● DIRECTION
Copy, in full, each line of the material that holds the word "text".
<<<<
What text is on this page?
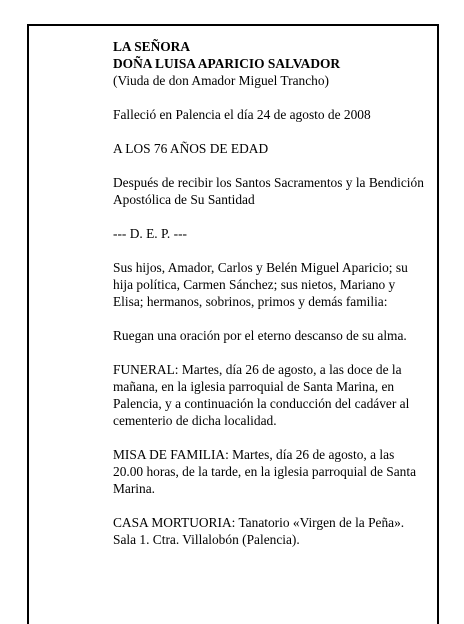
LA SEÑORA
DOÑA LUISA APARICIO SALVADOR
(Viuda de don Amador Miguel Trancho)

Falleció en Palencia el día 24 de agosto de 2008

A LOS 76 AÑOS DE EDAD

Después de recibir los Santos Sacramentos y la Bendición Apostólica de Su Santidad

--- D. E. P. ---

Sus hijos, Amador, Carlos y Belén Miguel Aparicio; su hija política, Carmen Sánchez; sus nietos, Mariano y Elisa; hermanos, sobrinos, primos y demás familia:

Ruegan una oración por el eterno descanso de su alma.

FUNERAL: Martes, día 26 de agosto, a las doce de la mañana, en la iglesia parroquial de Santa Marina, en Palencia, y a continuación la conducción del cadáver al cementerio de dicha localidad.

MISA DE FAMILIA: Martes, día 26 de agosto, a las 20.00 horas, de la tarde, en la iglesia parroquial de Santa Marina.

CASA MORTUORIA: Tanatorio «Virgen de la Peña». Sala 1. Ctra. Villalobón (Palencia).
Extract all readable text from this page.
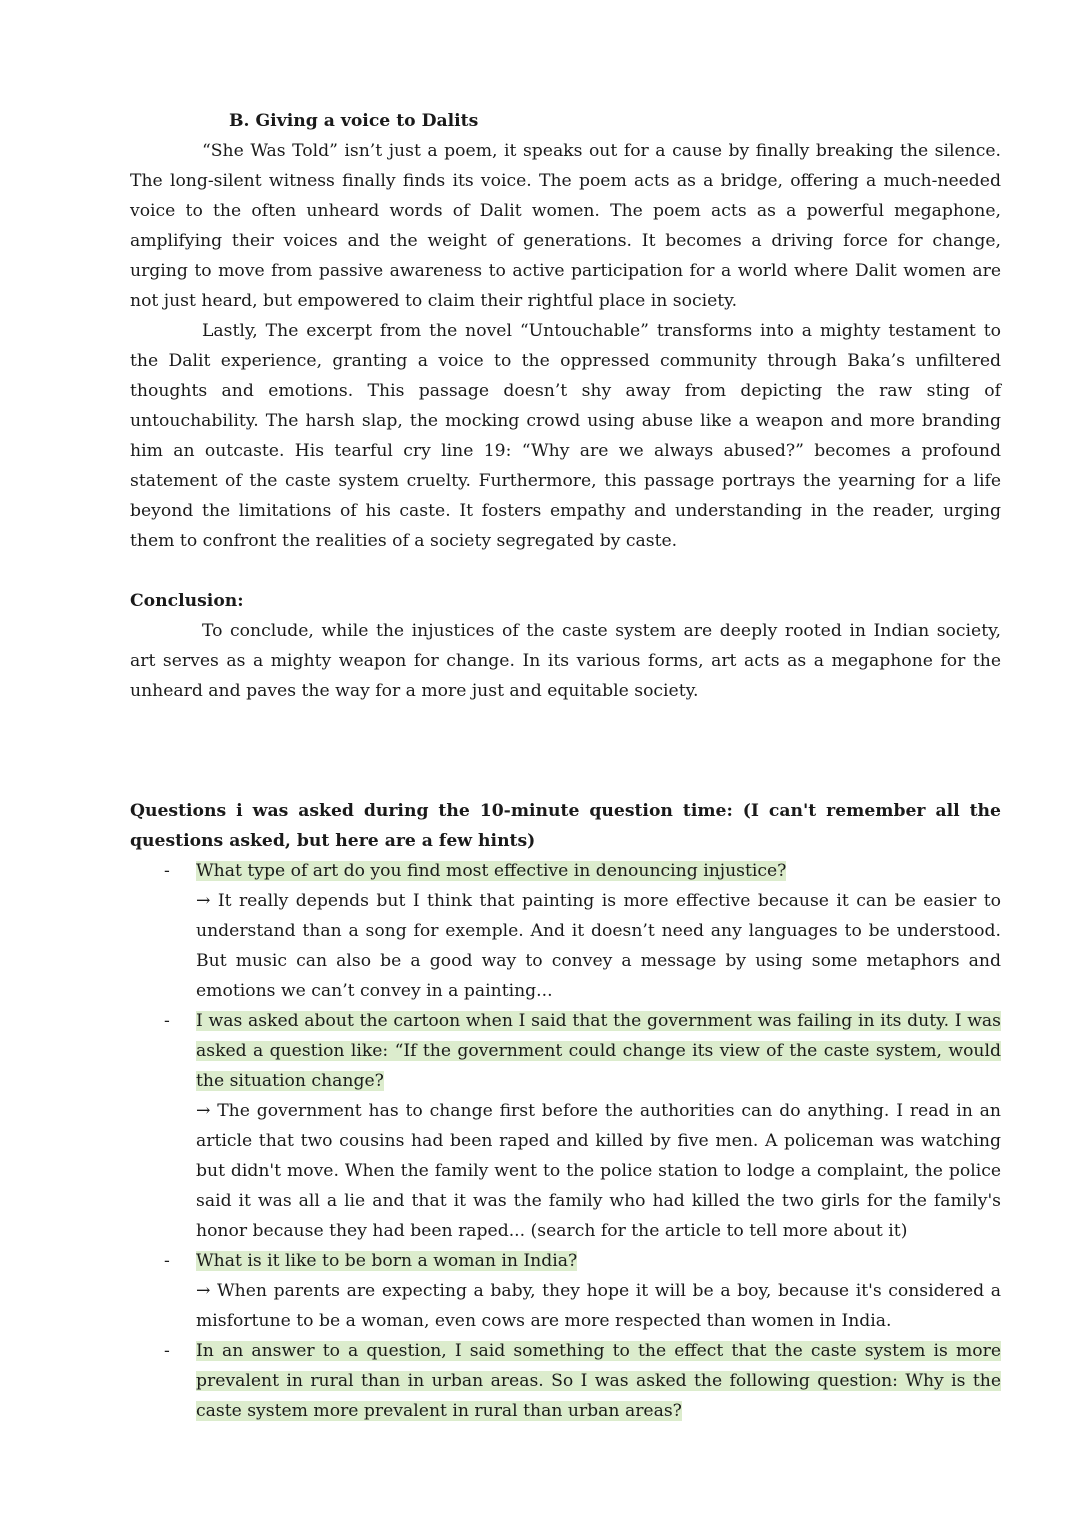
B. Giving a voice to Dalits
“She Was Told” isn’t just a poem, it speaks out for a cause by finally breaking the silence. The long-silent witness finally finds its voice. The poem acts as a bridge, offering a much-needed voice to the often unheard words of Dalit women. The poem acts as a powerful megaphone, amplifying their voices and the weight of generations. It becomes a driving force for change, urging to move from passive awareness to active participation for a world where Dalit women are not just heard, but empowered to claim their rightful place in society.
Lastly, The excerpt from the novel “Untouchable” transforms into a mighty testament to the Dalit experience, granting a voice to the oppressed community through Baka’s unfiltered thoughts and emotions. This passage doesn’t shy away from depicting the raw sting of untouchability. The harsh slap, the mocking crowd using abuse like a weapon and more branding him an outcaste. His tearful cry line 19: “Why are we always abused?” becomes a profound statement of the caste system cruelty. Furthermore, this passage portrays the yearning for a life beyond the limitations of his caste. It fosters empathy and understanding in the reader, urging them to confront the realities of a society segregated by caste.
Conclusion:
To conclude, while the injustices of the caste system are deeply rooted in Indian society, art serves as a mighty weapon for change. In its various forms, art acts as a megaphone for the unheard and paves the way for a more just and equitable society.
Questions i was asked during the 10-minute question time: (I can't remember all the questions asked, but here are a few hints)
- What type of art do you find most effective in denouncing injustice?
→ It really depends but I think that painting is more effective because it can be easier to understand than a song for exemple. And it doesn’t need any languages to be understood. But music can also be a good way to convey a message by using some metaphors and emotions we can’t convey in a painting...
- I was asked about the cartoon when I said that the government was failing in its duty. I was asked a question like: “If the government could change its view of the caste system, would the situation change?
→ The government has to change first before the authorities can do anything. I read in an article that two cousins had been raped and killed by five men. A policeman was watching but didn't move. When the family went to the police station to lodge a complaint, the police said it was all a lie and that it was the family who had killed the two girls for the family's honor because they had been raped... (search for the article to tell more about it)
- What is it like to be born a woman in India?
→ When parents are expecting a baby, they hope it will be a boy, because it's considered a misfortune to be a woman, even cows are more respected than women in India.
- In an answer to a question, I said something to the effect that the caste system is more prevalent in rural than in urban areas. So I was asked the following question: Why is the caste system more prevalent in rural than urban areas?
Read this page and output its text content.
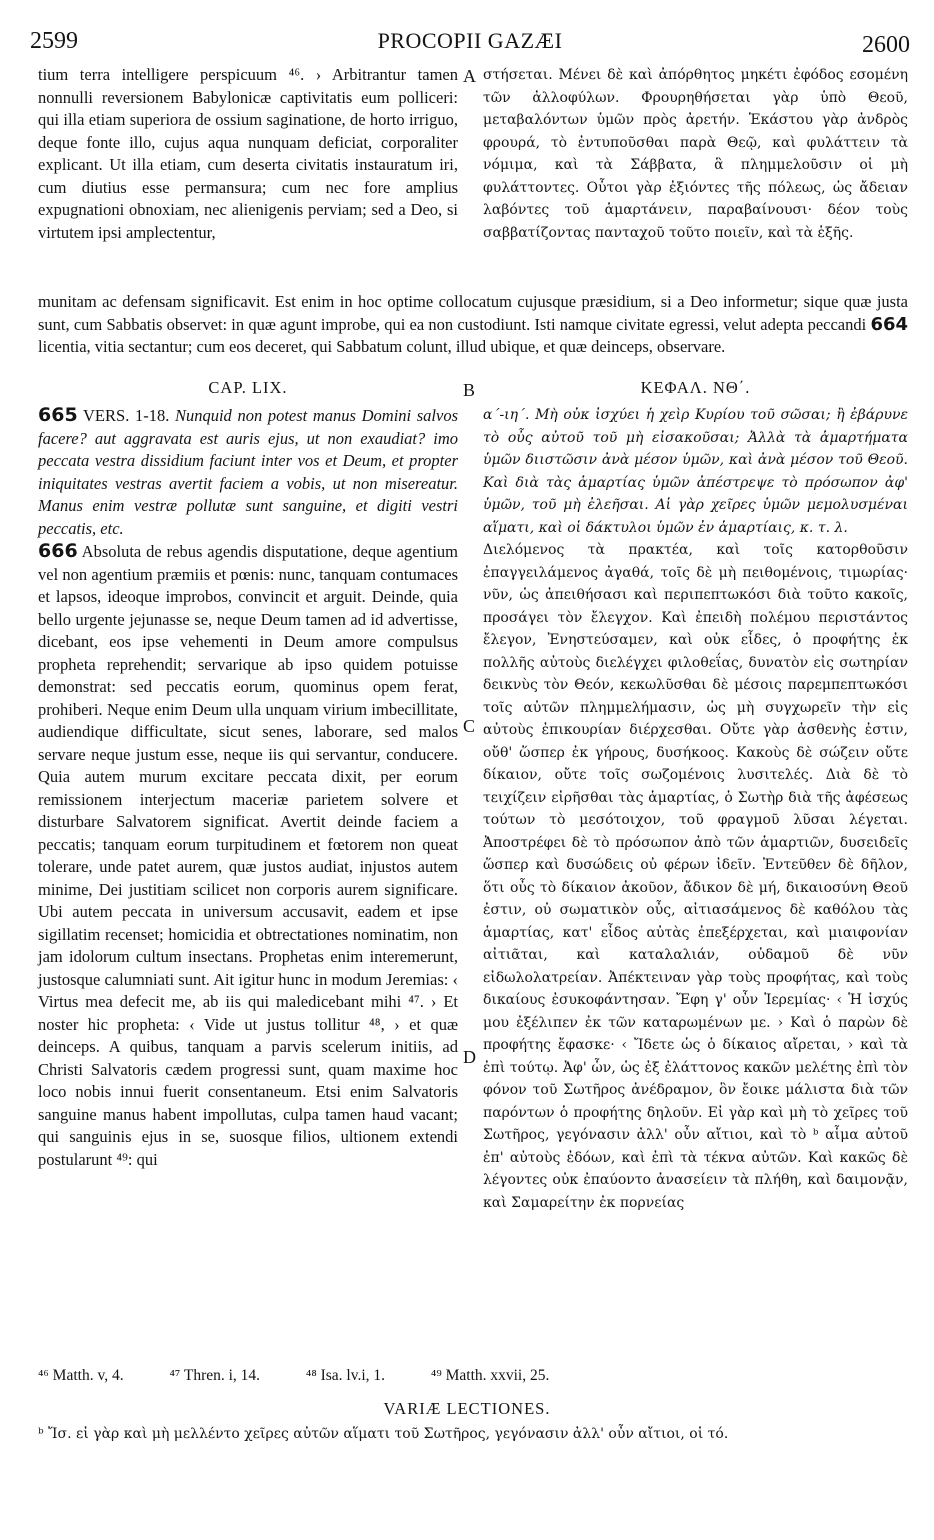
2599	PROCOPII GAZÆI	2600
A
B
C
D

tium terra intelligere perspicuum ⁴⁶. › Arbitrantur tamen nonnulli reversionem Babylonicæ captivitatis eum polliceri: qui illa etiam superiora de ossium saginatione, de horto irriguo, deque fonte illo, cujus aqua nunquam deficiat, corporaliter explicant. Ut illa etiam, cum deserta civitatis instauratum iri, cum diutius esse permansura; cum nec fore amplius expugnationi obnoxiam, nec alienigenis perviam; sed a Deo, si virtutem ipsi amplectentur,

στήσεται. Μένει δὲ καὶ ἀπόρθητος μηκέτι ἐφόδος εσομένη τῶν ἀλλοφύλων. Φρουρηθήσεται γὰρ ὑπὸ Θεοῦ, μεταβαλόντων ὑμῶν πρὸς ἀρετήν. Ἑκάστου γὰρ ἀνδρὸς φρουρά, τὸ ἐντυποῦσθαι παρὰ Θεῷ, καὶ φυλάττειν τὰ νόμιμα, καὶ τὰ Σάββατα, ἃ πλημμελοῦσιν οἱ μὴ φυλάττοντες. Οὗτοι γὰρ ἐξιόντες τῆς πόλεως, ὡς ἄδειαν λαβόντες τοῦ ἁμαρτάνειν, παραβαίνουσι· δέον τοὺς σαββατίζοντας πανταχοῦ τοῦτο ποιεῖν, καὶ τὰ ἑξῆς.

munitam ac defensam significavit. Est enim in hoc optime collocatum cujusque præsidium, si a Deo informetur; sique quæ justa sunt, cum Sabbatis observet: in quæ agunt improbe, qui ea non custodiunt. Isti namque civitate egressi, velut adepta peccandi 664 licentia, vitia sectantur; cum eos deceret, qui Sabbatum colunt, illud ubique, et quæ deinceps, observare.

CAP. LIX.	ΚΕΦΑΛ. ΝΘ΄.

665 VERS. 1-18. Nunquid non potest manus Domini salvos facere? aut aggravata est auris ejus, ut non exaudiat? imo peccata vestra dissidium faciunt inter vos et Deum, et propter iniquitates vestras avertit faciem a vobis, ut non misereatur. Manus enim vestræ pollutæ sunt sanguine, et digiti vestri peccatis, etc.

666 Absoluta de rebus agendis disputatione, deque agentium vel non agentium præmiis et pœnis: nunc, tanquam contumaces et lapsos, ideoque improbos, convincit et arguit. Deinde, quia bello urgente jejunasse se, neque Deum tamen ad id advertisse, dicebant, eos ipse vehementi in Deum amore compulsus propheta reprehendit; servarique ab ipso quidem potuisse demonstrat: sed peccatis eorum, quominus opem ferat, prohiberi. Neque enim Deum ulla unquam virium imbecillitate, audiendique difficultate, sicut senes, laborare, sed malos servare neque justum esse, neque iis qui servantur, conducere. Quia autem murum excitare peccata dixit, per eorum remissionem interjectum maceriæ parietem solvere et disturbare Salvatorem significat. Avertit deinde faciem a peccatis; tanquam eorum turpitudinem et fœtorem non queat tolerare, unde patet aurem, quæ justos audiat, injustos autem minime, Dei justitiam scilicet non corporis aurem significare. Ubi autem peccata in universum accusavit, eadem et ipse sigillatim recenset; homicidia et obtrectationes nominatim, non jam idolorum cultum insectans. Prophetas enim interemerunt, justosque calumniati sunt. Ait igitur hunc in modum Jeremias: ‹ Virtus mea defecit me, ab iis qui maledicebant mihi ⁴⁷. › Et noster hic propheta: ‹ Vide ut justus tollitur ⁴⁸, › et quæ deinceps. A quibus, tanquam a parvis scelerum initiis, ad Christi Salvatoris cædem progressi sunt, quam maxime hoc loco nobis innui fuerit consentaneum. Etsi enim Salvatoris sanguine manus habent impollutas, culpa tamen haud vacant; qui sanguinis ejus in se, suosque filios, ultionem extendi postularunt ⁴⁹: qui

α΄-ιη΄. Μὴ οὐκ ἰσχύει ἡ χεὶρ Κυρίου τοῦ σῶσαι; ἢ ἐβάρυνε τὸ οὖς αὐτοῦ τοῦ μὴ εἰσακοῦσαι; Ἀλλὰ τὰ ἁμαρτήματα ὑμῶν διιστῶσιν ἀνὰ μέσον ὑμῶν, καὶ ἀνὰ μέσον τοῦ Θεοῦ. Καὶ διὰ τὰς ἁμαρτίας ὑμῶν ἀπέστρεψε τὸ πρόσωπον ἀφ' ὑμῶν, τοῦ μὴ ἐλεῆσαι. Αἱ γὰρ χεῖρες ὑμῶν μεμολυσμέναι αἵματι, καὶ οἱ δάκτυλοι ὑμῶν ἐν ἁμαρτίαις, κ. τ. λ.

Διελόμενος τὰ πρακτέα, καὶ τοῖς κατορθοῦσιν ἐπαγγειλάμενος ἀγαθά, τοῖς δὲ μὴ πειθομένοις, τιμωρίας· νῦν, ὡς ἀπειθήσασι καὶ περιπεπτωκόσι διὰ τοῦτο κακοῖς, προσάγει τὸν ἔλεγχον. Καὶ ἐπειδὴ πολέμου περιστάντος ἔλεγον, Ἐνηστεύσαμεν, καὶ οὐκ εἶδες, ὁ προφήτης ἐκ πολλῆς αὐτοὺς διελέγχει φιλοθεΐας, δυνατὸν εἰς σωτηρίαν δεικνὺς τὸν Θεόν, κεκωλῦσθαι δὲ μέσοις παρεμπεπτωκόσι τοῖς αὐτῶν πλημμελήμασιν, ὡς μὴ συγχωρεῖν τὴν εἰς αὐτοὺς ἐπικουρίαν διέρχεσθαι. Οὔτε γὰρ ἀσθενὴς ἐστιν, οὔθ' ὥσπερ ἐκ γήρους, δυσήκοος. Κακοὺς δὲ σώζειν οὔτε δίκαιον, οὔτε τοῖς σωζομένοις λυσιτελές. Διὰ δὲ τὸ τειχίζειν εἰρῆσθαι τὰς ἁμαρτίας, ὁ Σωτὴρ διὰ τῆς ἀφέσεως τούτων τὸ μεσότοιχον, τοῦ φραγμοῦ λῦσαι λέγεται. Ἀποστρέφει δὲ τὸ πρόσωπον ἀπὸ τῶν ἁμαρτιῶν, δυσειδεῖς ὥσπερ καὶ δυσώδεις οὐ φέρων ἰδεῖν. Ἐντεῦθεν δὲ δῆλον, ὅτι οὖς τὸ δίκαιον ἀκοῦον, ἄδικον δὲ μή, δικαιοσύνη Θεοῦ ἐστιν, οὐ σωματικὸν οὖς, αἰτιασάμενος δὲ καθόλου τὰς ἁμαρτίας, κατ' εἶδος αὐτὰς ἐπεξέρχεται, καὶ μιαιφονίαν αἰτιᾶται, καὶ καταλαλιάν, οὐδαμοῦ δὲ νῦν εἰδωλολατρείαν. Ἀπέκτειναν γὰρ τοὺς προφήτας, καὶ τοὺς δικαίους ἐσυκοφάντησαν. Ἔφη γ' οὖν Ἱερεμίας· ‹ Ἡ ἰσχύς μου ἐξέλιπεν ἐκ τῶν καταρωμένων με. › Καὶ ὁ παρὼν δὲ προφήτης ἔφασκε· ‹ Ἴδετε ὡς ὁ δίκαιος αἴρεται, › καὶ τὰ ἐπὶ τούτῳ. Ἀφ' ὧν, ὡς ἐξ ἐλάττονος κακῶν μελέτης ἐπὶ τὸν φόνον τοῦ Σωτῆρος ἀνέδραμον, ὃν ἔοικε μάλιστα διὰ τῶν παρόντων ὁ προφήτης δηλοῦν. Εἰ γὰρ καὶ μὴ τὸ χεῖρες τοῦ Σωτῆρος, γεγόνασιν ἀλλ' οὖν αἴτιοι, καὶ τὸ ᵇ αἷμα αὐτοῦ ἐπ' αὐτοὺς ἐδόων, καὶ ἐπὶ τὰ τέκνα αὐτῶν. Καὶ κακῶς δὲ λέγοντες οὐκ ἐπαύοντο ἀνασείειν τὰ πλήθη, καὶ δαιμονᾷν, καὶ Σαμαρείτην ἐκ πορνείας

⁴⁶ Matth. v, 4.	⁴⁷ Thren. i, 14.	⁴⁸ Isa. lv.i, 1.	⁴⁹ Matth. xxvii, 25.
VARIÆ LECTIONES.
ᵇ Ἴσ. εἰ γὰρ καὶ μὴ μελλέντο χεῖρες αὐτῶν αἵματι τοῦ Σωτῆρος, γεγόνασιν ἀλλ' οὖν αἴτιοι, οἱ τό.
>>>>
● ANSWER FOR THIS EXERCISE
What text is on this page?
Extract all readable text from this page.
Read this page and output its text content.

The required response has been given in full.